* SUPPLIED MATERIAL

## START

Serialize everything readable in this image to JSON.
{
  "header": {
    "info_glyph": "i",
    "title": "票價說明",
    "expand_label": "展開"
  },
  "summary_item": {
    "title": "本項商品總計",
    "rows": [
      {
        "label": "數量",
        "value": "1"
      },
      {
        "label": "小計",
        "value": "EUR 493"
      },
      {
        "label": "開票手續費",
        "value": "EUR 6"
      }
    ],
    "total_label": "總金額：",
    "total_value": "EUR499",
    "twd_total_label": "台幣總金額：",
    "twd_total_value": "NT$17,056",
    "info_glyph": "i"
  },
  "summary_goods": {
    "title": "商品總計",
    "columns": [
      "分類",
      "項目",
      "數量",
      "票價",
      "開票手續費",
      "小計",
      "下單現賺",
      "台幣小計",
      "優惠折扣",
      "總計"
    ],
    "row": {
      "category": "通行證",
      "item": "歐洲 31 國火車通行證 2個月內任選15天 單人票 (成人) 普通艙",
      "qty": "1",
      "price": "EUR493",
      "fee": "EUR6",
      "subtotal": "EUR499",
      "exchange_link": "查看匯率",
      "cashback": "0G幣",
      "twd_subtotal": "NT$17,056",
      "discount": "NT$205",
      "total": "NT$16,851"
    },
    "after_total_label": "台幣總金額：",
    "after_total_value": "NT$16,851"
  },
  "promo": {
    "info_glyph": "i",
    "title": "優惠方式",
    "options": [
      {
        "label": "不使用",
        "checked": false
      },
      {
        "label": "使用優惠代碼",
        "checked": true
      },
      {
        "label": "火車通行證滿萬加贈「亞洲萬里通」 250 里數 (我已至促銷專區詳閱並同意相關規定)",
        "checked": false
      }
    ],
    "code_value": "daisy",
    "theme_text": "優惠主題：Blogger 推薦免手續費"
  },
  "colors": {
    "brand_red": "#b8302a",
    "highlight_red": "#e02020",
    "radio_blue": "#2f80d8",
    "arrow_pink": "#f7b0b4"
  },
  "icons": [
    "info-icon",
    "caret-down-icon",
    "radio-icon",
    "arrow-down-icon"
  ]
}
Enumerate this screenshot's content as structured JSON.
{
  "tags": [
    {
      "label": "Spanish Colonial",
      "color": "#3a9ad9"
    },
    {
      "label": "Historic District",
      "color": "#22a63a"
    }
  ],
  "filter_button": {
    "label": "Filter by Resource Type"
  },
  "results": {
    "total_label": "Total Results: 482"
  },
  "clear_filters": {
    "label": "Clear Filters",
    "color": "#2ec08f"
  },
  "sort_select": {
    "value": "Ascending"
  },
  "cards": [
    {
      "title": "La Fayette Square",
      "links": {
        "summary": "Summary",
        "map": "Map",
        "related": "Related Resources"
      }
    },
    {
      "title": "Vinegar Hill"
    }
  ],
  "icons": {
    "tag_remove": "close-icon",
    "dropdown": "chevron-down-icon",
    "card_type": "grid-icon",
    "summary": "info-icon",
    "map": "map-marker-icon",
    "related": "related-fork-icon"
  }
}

## END

* JOB
Extract each line from the listing that holds the word "down".

* THE SOLUTION
    "caret-down-icon",
    "arrow-down-icon"
    "dropdown": "chevron-down-icon",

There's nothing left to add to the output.